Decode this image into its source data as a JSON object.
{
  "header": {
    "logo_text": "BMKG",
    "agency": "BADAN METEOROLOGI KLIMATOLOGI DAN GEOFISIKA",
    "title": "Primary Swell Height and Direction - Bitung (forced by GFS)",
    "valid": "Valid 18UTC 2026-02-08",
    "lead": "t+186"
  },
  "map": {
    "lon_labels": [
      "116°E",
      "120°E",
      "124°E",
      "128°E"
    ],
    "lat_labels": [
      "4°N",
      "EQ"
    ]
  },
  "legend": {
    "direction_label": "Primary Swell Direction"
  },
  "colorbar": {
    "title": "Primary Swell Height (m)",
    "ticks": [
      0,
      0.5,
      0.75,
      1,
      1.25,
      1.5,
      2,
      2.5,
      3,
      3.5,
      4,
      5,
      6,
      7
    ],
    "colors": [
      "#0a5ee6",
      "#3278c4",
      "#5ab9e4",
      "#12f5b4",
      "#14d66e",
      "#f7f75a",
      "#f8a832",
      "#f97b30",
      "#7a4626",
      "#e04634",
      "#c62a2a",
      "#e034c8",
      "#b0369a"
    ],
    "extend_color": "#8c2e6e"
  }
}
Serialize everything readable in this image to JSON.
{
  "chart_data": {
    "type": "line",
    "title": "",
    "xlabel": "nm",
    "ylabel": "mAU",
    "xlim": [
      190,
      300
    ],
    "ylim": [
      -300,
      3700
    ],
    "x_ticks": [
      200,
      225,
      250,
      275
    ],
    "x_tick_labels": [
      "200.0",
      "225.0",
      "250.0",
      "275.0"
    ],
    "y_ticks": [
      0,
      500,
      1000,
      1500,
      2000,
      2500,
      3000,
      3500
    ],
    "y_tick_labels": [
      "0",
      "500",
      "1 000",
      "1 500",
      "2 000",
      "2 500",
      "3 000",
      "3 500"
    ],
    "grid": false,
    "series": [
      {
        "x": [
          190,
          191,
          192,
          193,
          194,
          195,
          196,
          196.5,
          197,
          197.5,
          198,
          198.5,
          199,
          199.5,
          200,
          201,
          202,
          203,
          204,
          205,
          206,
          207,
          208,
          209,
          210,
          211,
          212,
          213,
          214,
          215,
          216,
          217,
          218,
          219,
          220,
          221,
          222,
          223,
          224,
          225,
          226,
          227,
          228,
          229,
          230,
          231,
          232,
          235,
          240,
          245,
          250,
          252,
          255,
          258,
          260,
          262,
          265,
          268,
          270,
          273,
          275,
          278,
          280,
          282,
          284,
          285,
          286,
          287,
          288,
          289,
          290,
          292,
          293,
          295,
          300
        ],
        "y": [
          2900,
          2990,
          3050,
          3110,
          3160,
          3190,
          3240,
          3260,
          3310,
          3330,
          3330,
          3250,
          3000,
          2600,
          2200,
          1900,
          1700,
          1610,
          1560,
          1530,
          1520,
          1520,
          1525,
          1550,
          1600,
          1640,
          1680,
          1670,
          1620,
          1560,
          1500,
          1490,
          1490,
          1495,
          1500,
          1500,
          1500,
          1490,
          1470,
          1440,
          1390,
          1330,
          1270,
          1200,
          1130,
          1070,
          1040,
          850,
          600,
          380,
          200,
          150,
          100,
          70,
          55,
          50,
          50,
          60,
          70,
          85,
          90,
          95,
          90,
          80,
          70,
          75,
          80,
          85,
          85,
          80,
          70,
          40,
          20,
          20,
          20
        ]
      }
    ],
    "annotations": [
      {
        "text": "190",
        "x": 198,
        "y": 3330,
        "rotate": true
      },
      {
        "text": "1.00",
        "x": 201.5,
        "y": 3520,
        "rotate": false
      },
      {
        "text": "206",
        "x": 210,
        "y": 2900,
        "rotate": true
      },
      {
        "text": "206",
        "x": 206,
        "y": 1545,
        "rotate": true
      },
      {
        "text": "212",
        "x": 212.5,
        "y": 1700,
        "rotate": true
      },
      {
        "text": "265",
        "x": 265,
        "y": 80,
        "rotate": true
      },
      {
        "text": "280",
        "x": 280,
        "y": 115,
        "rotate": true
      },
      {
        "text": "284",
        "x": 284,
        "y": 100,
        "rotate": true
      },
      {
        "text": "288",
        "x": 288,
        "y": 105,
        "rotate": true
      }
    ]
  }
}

------------------------------------------------

# [GOAL]
Reproduce each line of the material above precisely.

# [EXERCISE ANSWER]
Decode this image into its source data as a JSON object.
{
  "header": {
    "logo_text": "BMKG",
    "agency": "BADAN METEOROLOGI KLIMATOLOGI DAN GEOFISIKA",
    "title": "Primary Swell Height and Direction - Bitung (forced by GFS)",
    "valid": "Valid 18UTC 2026-02-08",
    "lead": "t+186"
  },
  "map": {
    "lon_labels": [
      "116°E",
      "120°E",
      "124°E",
      "128°E"
    ],
    "lat_labels": [
      "4°N",
      "EQ"
    ]
  },
  "legend": {
    "direction_label": "Primary Swell Direction"
  },
  "colorbar": {
    "title": "Primary Swell Height (m)",
    "ticks": [
      0,
      0.5,
      0.75,
      1,
      1.25,
      1.5,
      2,
      2.5,
      3,
      3.5,
      4,
      5,
      6,
      7
    ],
    "colors": [
      "#0a5ee6",
      "#3278c4",
      "#5ab9e4",
      "#12f5b4",
      "#14d66e",
      "#f7f75a",
      "#f8a832",
      "#f97b30",
      "#7a4626",
      "#e04634",
      "#c62a2a",
      "#e034c8",
      "#b0369a"
    ],
    "extend_color": "#8c2e6e"
  }
}
Serialize everything readable in this image to JSON.
{
  "chart_data": {
    "type": "line",
    "title": "",
    "xlabel": "nm",
    "ylabel": "mAU",
    "xlim": [
      190,
      300
    ],
    "ylim": [
      -300,
      3700
    ],
    "x_ticks": [
      200,
      225,
      250,
      275
    ],
    "x_tick_labels": [
      "200.0",
      "225.0",
      "250.0",
      "275.0"
    ],
    "y_ticks": [
      0,
      500,
      1000,
      1500,
      2000,
      2500,
      3000,
      3500
    ],
    "y_tick_labels": [
      "0",
      "500",
      "1 000",
      "1 500",
      "2 000",
      "2 500",
      "3 000",
      "3 500"
    ],
    "grid": false,
    "series": [
      {
        "x": [
          190,
          191,
          192,
          193,
          194,
          195,
          196,
          196.5,
          197,
          197.5,
          198,
          198.5,
          199,
          199.5,
          200,
          201,
          202,
          203,
          204,
          205,
          206,
          207,
          208,
          209,
          210,
          211,
          212,
          213,
          214,
          215,
          216,
          217,
          218,
          219,
          220,
          221,
          222,
          223,
          224,
          225,
          226,
          227,
          228,
          229,
          230,
          231,
          232,
          235,
          240,
          245,
          250,
          252,
          255,
          258,
          260,
          262,
          265,
          268,
          270,
          273,
          275,
          278,
          280,
          282,
          284,
          285,
          286,
          287,
          288,
          289,
          290,
          292,
          293,
          295,
          300
        ],
        "y": [
          2900,
          2990,
          3050,
          3110,
          3160,
          3190,
          3240,
          3260,
          3310,
          3330,
          3330,
          3250,
          3000,
          2600,
          2200,
          1900,
          1700,
          1610,
          1560,
          1530,
          1520,
          1520,
          1525,
          1550,
          1600,
          1640,
          1680,
          1670,
          1620,
          1560,
          1500,
          1490,
          1490,
          1495,
          1500,
          1500,
          1500,
          1490,
          1470,
          1440,
          1390,
          1330,
          1270,
          1200,
          1130,
          1070,
          1040,
          850,
          600,
          380,
          200,
          150,
          100,
          70,
          55,
          50,
          50,
          60,
          70,
          85,
          90,
          95,
          90,
          80,
          70,
          75,
          80,
          85,
          85,
          80,
          70,
          40,
          20,
          20,
          20
        ]
      }
    ],
    "annotations": [
      {
        "text": "190",
        "x": 198,
        "y": 3330,
        "rotate": true
      },
      {
        "text": "1.00",
        "x": 201.5,
        "y": 3520,
        "rotate": false
      },
      {
        "text": "206",
        "x": 210,
        "y": 2900,
        "rotate": true
      },
      {
        "text": "206",
        "x": 206,
        "y": 1545,
        "rotate": true
      },
      {
        "text": "212",
        "x": 212.5,
        "y": 1700,
        "rotate": true
      },
      {
        "text": "265",
        "x": 265,
        "y": 80,
        "rotate": true
      },
      {
        "text": "280",
        "x": 280,
        "y": 115,
        "rotate": true
      },
      {
        "text": "284",
        "x": 284,
        "y": 100,
        "rotate": true
      },
      {
        "text": "288",
        "x": 288,
        "y": 105,
        "rotate": true
      }
    ]
  }
}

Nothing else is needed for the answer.